> **Problem description**
Go through the records below line by line, counting those that contain the word "HFFAF"; answer with the count only.

[Start of Data excerpts]

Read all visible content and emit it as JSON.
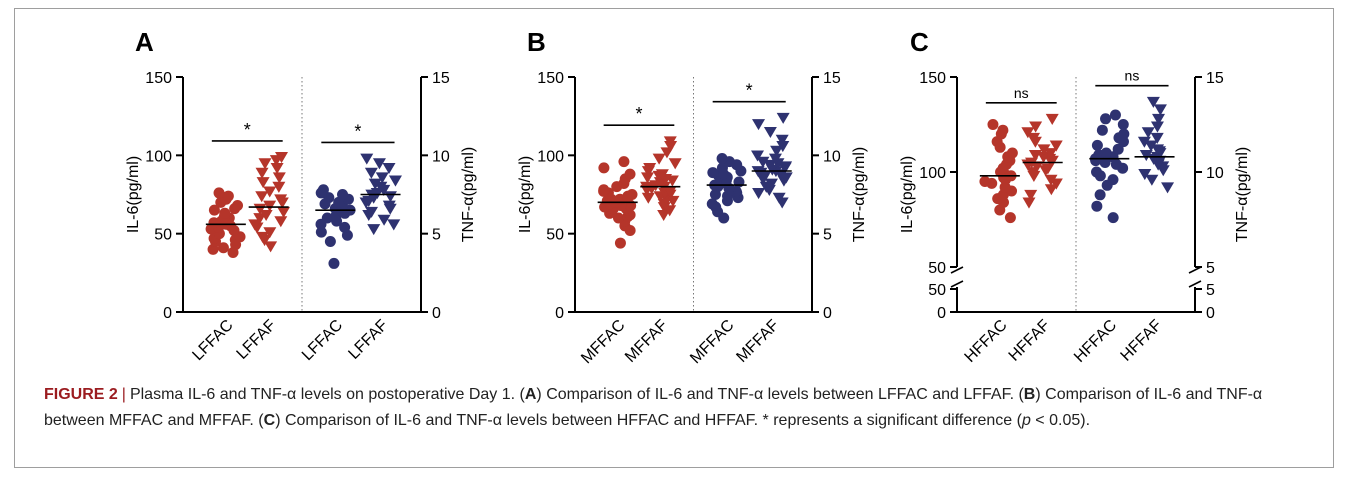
{
  "figure": {
    "label": "FIGURE 2",
    "separator": "|",
    "caption_parts": [
      {
        "t": "Plasma IL-6 and TNF-α levels on postoperative Day 1. (",
        "b": false
      },
      {
        "t": "A",
        "b": true
      },
      {
        "t": ") Comparison of IL-6 and TNF-α levels between LFFAC and LFFAF. (",
        "b": false
      },
      {
        "t": "B",
        "b": true
      },
      {
        "t": ") Comparison of IL-6 and TNF-α between MFFAC and MFFAF. (",
        "b": false
      },
      {
        "t": "C",
        "b": true
      },
      {
        "t": ") Comparison of IL-6 and TNF-α levels between HFFAC and HFFAF. * represents a significant difference (",
        "b": false
      },
      {
        "t": "p",
        "b": false,
        "i": true
      },
      {
        "t": " < 0.05).",
        "b": false
      }
    ]
  },
  "colors": {
    "red": "#b5352a",
    "navy": "#2e3270",
    "axis": "#000000",
    "divider": "#777777"
  },
  "chart_data": [
    {
      "type": "scatter",
      "panel_label": "A",
      "ylabel_left": "IL-6(pg/ml)",
      "ylabel_right": "TNF-α(pg/ml)",
      "ylim_left": [
        0,
        150
      ],
      "ylim_right": [
        0,
        15
      ],
      "yticks_left": [
        "0",
        "50",
        "100",
        "150"
      ],
      "yticks_right": [
        "0",
        "5",
        "10",
        "15"
      ],
      "categories": [
        "LFFAC",
        "LFFAF",
        "LFFAC",
        "LFFAF"
      ],
      "significance": [
        "*",
        "*"
      ],
      "groups": [
        {
          "category": "LFFAC",
          "axis": "left",
          "color": "red",
          "marker": "circle",
          "mean": 56,
          "values": [
            38,
            40,
            41,
            43,
            45,
            46,
            47,
            48,
            50,
            52,
            53,
            54,
            55,
            56,
            57,
            58,
            60,
            61,
            63,
            65,
            66,
            68,
            70,
            72,
            74,
            76
          ]
        },
        {
          "category": "LFFAF",
          "axis": "left",
          "color": "red",
          "marker": "triangle",
          "mean": 67,
          "values": [
            42,
            46,
            48,
            51,
            54,
            56,
            58,
            60,
            62,
            64,
            66,
            68,
            70,
            72,
            74,
            77,
            80,
            83,
            86,
            89,
            92,
            95,
            97,
            99
          ]
        },
        {
          "category": "LFFAC",
          "axis": "right",
          "color": "navy",
          "marker": "circle",
          "mean": 6.5,
          "values": [
            3.1,
            4.5,
            4.9,
            5.1,
            5.4,
            5.6,
            5.8,
            6.0,
            6.1,
            6.3,
            6.4,
            6.5,
            6.6,
            6.8,
            6.9,
            7.0,
            7.2,
            7.3,
            7.5,
            7.6,
            7.8
          ]
        },
        {
          "category": "LFFAF",
          "axis": "right",
          "color": "navy",
          "marker": "triangle",
          "mean": 7.5,
          "values": [
            5.3,
            5.6,
            5.9,
            6.2,
            6.4,
            6.6,
            6.8,
            7.0,
            7.1,
            7.3,
            7.4,
            7.5,
            7.6,
            7.8,
            8.0,
            8.2,
            8.4,
            8.6,
            8.9,
            9.2,
            9.5,
            9.8
          ]
        }
      ]
    },
    {
      "type": "scatter",
      "panel_label": "B",
      "ylabel_left": "IL-6(pg/ml)",
      "ylabel_right": "TNF-α(pg/ml)",
      "ylim_left": [
        0,
        150
      ],
      "ylim_right": [
        0,
        15
      ],
      "yticks_left": [
        "0",
        "50",
        "100",
        "150"
      ],
      "yticks_right": [
        "0",
        "5",
        "10",
        "15"
      ],
      "categories": [
        "MFFAC",
        "MFFAF",
        "MFFAC",
        "MFFAF"
      ],
      "significance": [
        "*",
        "*"
      ],
      "groups": [
        {
          "category": "MFFAC",
          "axis": "left",
          "color": "red",
          "marker": "circle",
          "mean": 70,
          "values": [
            44,
            52,
            55,
            58,
            60,
            61,
            62,
            63,
            64,
            65,
            66,
            66,
            67,
            68,
            68,
            69,
            70,
            70,
            71,
            72,
            72,
            73,
            74,
            75,
            76,
            77,
            78,
            80,
            82,
            85,
            88,
            92,
            96
          ]
        },
        {
          "category": "MFFAF",
          "axis": "left",
          "color": "red",
          "marker": "triangle",
          "mean": 80,
          "values": [
            62,
            65,
            67,
            69,
            71,
            72,
            73,
            74,
            75,
            76,
            77,
            78,
            79,
            80,
            80,
            81,
            82,
            83,
            84,
            85,
            86,
            87,
            88,
            90,
            92,
            95,
            98,
            102,
            106,
            109
          ]
        },
        {
          "category": "MFFAC",
          "axis": "right",
          "color": "navy",
          "marker": "circle",
          "mean": 8.1,
          "values": [
            6.0,
            6.4,
            6.7,
            6.9,
            7.1,
            7.3,
            7.4,
            7.5,
            7.6,
            7.7,
            7.8,
            7.9,
            8.0,
            8.1,
            8.2,
            8.3,
            8.4,
            8.5,
            8.6,
            8.7,
            8.8,
            8.9,
            9.0,
            9.2,
            9.4,
            9.6,
            9.8
          ]
        },
        {
          "category": "MFFAF",
          "axis": "right",
          "color": "navy",
          "marker": "triangle",
          "mean": 9.0,
          "values": [
            7.0,
            7.3,
            7.6,
            7.8,
            8.0,
            8.2,
            8.4,
            8.5,
            8.6,
            8.7,
            8.8,
            8.9,
            9.0,
            9.0,
            9.1,
            9.2,
            9.3,
            9.4,
            9.5,
            9.6,
            9.8,
            10.0,
            10.3,
            10.6,
            11.0,
            11.5,
            12.0,
            12.4
          ]
        }
      ]
    },
    {
      "type": "scatter",
      "panel_label": "C",
      "ylabel_left": "IL-6(pg/ml)",
      "ylabel_right": "TNF-α(pg/ml)",
      "ylim_left": [
        50,
        150
      ],
      "ylim_right": [
        5,
        15
      ],
      "yticks_left": [
        "50",
        "100",
        "150"
      ],
      "yticks_right": [
        "5",
        "10",
        "15"
      ],
      "broken_axis": true,
      "lower_ticks_left": [
        "0",
        "50"
      ],
      "lower_ticks_right": [
        "0",
        "5"
      ],
      "categories": [
        "HFFAC",
        "HFFAF",
        "HFFAC",
        "HFFAF"
      ],
      "significance": [
        "ns",
        "ns"
      ],
      "groups": [
        {
          "category": "HFFAC",
          "axis": "left",
          "color": "red",
          "marker": "circle",
          "mean": 98,
          "values": [
            76,
            80,
            84,
            86,
            88,
            90,
            92,
            94,
            95,
            96,
            97,
            98,
            99,
            100,
            102,
            104,
            106,
            108,
            110,
            113,
            116,
            120,
            122,
            125
          ]
        },
        {
          "category": "HFFAF",
          "axis": "left",
          "color": "red",
          "marker": "triangle",
          "mean": 105,
          "values": [
            84,
            88,
            91,
            94,
            96,
            98,
            100,
            101,
            102,
            103,
            104,
            105,
            106,
            107,
            108,
            109,
            110,
            112,
            114,
            116,
            118,
            121,
            124,
            128
          ]
        },
        {
          "category": "HFFAC",
          "axis": "right",
          "color": "navy",
          "marker": "circle",
          "mean": 10.7,
          "values": [
            7.6,
            8.2,
            8.8,
            9.3,
            9.6,
            9.8,
            10.0,
            10.2,
            10.4,
            10.5,
            10.6,
            10.7,
            10.8,
            10.9,
            11.0,
            11.2,
            11.4,
            11.6,
            11.8,
            12.0,
            12.2,
            12.5,
            12.8,
            13.0
          ]
        },
        {
          "category": "HFFAF",
          "axis": "right",
          "color": "navy",
          "marker": "triangle",
          "mean": 10.8,
          "values": [
            9.2,
            9.6,
            9.9,
            10.1,
            10.3,
            10.4,
            10.5,
            10.6,
            10.7,
            10.8,
            10.9,
            11.0,
            11.1,
            11.2,
            11.4,
            11.6,
            11.8,
            12.1,
            12.4,
            12.8,
            13.3,
            13.7
          ]
        }
      ]
    }
  ]
}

[End of Data excerpts]

> **Exercise response**
5